EXERCISE PROMPT: Gather each line containing the string "Drought" from these entries.

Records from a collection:
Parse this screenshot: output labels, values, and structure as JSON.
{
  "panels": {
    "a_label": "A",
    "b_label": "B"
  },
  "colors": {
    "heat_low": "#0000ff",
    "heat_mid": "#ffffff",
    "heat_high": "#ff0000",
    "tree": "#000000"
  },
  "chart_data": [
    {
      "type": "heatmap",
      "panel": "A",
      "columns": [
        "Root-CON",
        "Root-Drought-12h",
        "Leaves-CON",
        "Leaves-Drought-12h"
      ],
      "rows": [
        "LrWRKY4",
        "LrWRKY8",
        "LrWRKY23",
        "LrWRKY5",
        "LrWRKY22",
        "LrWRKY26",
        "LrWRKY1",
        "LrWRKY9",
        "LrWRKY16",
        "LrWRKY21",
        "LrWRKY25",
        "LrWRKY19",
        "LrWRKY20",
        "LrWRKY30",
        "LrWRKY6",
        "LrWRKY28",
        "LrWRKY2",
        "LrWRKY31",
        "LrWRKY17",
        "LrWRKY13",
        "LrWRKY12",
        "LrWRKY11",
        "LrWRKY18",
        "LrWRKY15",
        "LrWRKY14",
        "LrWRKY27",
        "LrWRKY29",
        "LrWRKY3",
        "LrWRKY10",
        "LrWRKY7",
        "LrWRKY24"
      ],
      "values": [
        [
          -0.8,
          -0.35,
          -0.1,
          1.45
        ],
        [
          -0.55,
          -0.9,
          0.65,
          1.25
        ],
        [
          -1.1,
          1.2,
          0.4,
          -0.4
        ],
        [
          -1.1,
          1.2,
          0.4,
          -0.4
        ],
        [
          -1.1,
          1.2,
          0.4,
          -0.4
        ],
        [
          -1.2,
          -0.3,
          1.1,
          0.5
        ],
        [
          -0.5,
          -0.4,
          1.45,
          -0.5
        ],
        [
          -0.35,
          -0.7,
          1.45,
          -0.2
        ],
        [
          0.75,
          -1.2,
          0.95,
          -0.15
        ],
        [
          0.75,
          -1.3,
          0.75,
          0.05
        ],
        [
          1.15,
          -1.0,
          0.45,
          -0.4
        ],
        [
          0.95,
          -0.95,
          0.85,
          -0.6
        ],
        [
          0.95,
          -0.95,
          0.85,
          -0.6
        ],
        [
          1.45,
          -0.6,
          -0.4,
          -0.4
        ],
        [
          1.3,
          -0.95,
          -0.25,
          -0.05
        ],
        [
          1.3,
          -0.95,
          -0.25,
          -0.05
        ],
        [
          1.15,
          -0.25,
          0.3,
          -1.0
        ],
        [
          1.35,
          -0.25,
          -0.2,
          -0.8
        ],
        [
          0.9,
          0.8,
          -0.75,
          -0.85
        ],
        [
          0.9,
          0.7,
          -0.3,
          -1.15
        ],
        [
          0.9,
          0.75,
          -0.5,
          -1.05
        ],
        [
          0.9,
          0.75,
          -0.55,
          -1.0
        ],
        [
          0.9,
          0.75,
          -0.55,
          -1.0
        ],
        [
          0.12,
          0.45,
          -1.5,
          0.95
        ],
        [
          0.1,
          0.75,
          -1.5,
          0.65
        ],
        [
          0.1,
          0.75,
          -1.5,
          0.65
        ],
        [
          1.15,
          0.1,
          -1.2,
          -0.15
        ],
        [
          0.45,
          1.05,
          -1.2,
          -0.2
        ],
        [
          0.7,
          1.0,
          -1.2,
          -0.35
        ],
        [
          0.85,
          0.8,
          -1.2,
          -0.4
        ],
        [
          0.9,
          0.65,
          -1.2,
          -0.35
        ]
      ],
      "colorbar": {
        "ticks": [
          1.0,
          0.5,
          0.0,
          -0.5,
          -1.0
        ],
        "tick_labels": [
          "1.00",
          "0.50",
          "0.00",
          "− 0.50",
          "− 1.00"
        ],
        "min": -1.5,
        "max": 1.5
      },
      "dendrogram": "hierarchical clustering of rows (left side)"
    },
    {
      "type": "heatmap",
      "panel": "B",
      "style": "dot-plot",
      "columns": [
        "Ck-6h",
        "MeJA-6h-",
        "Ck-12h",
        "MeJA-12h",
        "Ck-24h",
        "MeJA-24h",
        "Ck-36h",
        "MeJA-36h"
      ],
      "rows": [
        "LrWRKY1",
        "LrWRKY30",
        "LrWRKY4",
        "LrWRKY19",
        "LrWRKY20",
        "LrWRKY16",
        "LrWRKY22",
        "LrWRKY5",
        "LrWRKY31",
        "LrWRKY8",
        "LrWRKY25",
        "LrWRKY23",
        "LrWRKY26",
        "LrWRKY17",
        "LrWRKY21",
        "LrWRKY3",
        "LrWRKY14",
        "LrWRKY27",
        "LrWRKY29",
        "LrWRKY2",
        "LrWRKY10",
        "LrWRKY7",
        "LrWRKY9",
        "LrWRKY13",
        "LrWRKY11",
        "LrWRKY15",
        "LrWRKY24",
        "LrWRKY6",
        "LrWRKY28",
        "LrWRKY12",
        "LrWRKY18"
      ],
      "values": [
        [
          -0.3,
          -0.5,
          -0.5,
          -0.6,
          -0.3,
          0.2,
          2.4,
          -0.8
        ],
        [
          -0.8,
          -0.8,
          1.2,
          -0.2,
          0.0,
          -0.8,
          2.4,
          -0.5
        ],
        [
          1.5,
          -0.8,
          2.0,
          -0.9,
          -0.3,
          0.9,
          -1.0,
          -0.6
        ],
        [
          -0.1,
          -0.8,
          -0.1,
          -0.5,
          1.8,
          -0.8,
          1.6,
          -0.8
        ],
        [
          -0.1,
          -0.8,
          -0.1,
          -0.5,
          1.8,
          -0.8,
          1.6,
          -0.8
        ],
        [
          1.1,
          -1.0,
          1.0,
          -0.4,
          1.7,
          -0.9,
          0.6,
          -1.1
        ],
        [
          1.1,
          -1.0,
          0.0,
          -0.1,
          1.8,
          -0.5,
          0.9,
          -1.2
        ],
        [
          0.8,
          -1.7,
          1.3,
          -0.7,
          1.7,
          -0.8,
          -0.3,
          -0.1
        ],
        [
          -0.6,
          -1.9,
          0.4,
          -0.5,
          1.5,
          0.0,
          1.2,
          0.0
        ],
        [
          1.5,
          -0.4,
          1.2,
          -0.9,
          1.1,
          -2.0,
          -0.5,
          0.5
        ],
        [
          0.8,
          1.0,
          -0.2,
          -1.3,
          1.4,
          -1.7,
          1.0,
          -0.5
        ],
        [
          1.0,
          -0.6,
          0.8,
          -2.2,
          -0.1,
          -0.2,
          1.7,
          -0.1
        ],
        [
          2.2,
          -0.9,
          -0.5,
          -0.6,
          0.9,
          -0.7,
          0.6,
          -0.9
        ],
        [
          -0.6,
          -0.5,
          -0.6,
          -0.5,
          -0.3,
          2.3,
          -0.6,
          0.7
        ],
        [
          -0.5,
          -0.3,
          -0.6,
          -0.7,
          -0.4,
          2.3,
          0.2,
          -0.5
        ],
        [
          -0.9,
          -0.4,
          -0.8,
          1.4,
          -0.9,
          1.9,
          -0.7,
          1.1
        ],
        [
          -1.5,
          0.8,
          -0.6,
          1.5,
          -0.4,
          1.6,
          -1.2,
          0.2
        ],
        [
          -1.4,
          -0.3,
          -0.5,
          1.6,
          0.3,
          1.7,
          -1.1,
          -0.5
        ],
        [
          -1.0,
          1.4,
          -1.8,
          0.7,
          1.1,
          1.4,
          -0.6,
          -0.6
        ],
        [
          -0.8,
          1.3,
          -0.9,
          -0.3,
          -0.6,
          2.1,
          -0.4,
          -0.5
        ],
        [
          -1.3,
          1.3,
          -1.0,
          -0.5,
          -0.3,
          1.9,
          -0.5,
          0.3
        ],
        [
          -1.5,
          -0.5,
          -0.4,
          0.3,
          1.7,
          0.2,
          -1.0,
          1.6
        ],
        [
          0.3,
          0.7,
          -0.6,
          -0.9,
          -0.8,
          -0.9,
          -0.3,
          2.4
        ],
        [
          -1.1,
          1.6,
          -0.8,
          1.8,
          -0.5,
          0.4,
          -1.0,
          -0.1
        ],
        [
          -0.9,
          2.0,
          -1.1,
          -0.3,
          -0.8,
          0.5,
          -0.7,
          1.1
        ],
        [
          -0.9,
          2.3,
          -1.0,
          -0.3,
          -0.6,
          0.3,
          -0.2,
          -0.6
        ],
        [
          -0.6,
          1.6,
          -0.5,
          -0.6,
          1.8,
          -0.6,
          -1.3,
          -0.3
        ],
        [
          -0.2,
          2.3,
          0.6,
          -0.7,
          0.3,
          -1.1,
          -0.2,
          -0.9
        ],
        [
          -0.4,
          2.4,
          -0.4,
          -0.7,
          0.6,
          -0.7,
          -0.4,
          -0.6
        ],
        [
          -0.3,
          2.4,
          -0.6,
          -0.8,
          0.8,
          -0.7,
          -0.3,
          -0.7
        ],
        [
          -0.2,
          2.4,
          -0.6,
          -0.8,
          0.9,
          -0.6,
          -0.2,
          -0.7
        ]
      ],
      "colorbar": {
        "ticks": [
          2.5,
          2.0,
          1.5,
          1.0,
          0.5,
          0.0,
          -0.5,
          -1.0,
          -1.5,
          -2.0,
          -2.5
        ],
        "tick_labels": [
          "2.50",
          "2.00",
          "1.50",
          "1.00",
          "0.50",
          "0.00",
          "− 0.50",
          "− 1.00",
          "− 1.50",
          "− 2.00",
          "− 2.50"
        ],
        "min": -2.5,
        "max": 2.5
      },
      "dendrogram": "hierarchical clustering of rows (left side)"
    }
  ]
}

FINAL RESULT:
        "Root-Drought-12h",
        "Leaves-Drought-12h"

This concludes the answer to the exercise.